Stored data entries:
———

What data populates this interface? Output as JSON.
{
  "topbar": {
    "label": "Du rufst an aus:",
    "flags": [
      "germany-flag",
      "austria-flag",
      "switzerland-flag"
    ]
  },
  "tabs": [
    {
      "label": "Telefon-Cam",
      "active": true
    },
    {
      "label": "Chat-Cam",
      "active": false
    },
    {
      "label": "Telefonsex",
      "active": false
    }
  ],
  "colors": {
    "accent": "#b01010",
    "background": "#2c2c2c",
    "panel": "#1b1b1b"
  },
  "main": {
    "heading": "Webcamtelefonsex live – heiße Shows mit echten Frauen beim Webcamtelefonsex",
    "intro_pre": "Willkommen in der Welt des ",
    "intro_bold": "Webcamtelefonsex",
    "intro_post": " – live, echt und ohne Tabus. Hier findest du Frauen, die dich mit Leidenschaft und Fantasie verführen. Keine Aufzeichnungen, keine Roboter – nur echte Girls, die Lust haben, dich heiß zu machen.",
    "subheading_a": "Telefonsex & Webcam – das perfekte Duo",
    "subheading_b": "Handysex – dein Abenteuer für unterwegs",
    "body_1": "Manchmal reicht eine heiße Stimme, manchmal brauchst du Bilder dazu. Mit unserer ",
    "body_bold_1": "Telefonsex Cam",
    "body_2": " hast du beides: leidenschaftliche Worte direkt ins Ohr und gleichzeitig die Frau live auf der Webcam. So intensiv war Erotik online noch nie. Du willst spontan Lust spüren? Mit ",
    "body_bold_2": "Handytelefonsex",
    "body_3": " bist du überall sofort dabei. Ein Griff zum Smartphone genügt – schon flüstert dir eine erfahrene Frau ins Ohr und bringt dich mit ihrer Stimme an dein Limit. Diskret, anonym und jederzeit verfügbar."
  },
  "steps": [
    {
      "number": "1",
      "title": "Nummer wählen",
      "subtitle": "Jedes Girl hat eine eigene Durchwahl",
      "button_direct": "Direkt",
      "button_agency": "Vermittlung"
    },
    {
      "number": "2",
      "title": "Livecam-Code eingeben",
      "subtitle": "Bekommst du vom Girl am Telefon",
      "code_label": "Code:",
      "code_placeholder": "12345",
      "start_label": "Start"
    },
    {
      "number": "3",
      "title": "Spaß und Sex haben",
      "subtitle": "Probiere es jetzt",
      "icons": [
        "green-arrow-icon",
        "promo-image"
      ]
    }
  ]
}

———

WHAT IS ASKED.
Working from the material above, state how many lines contain "dich"; give only the number.

COMPLETED TASK.
2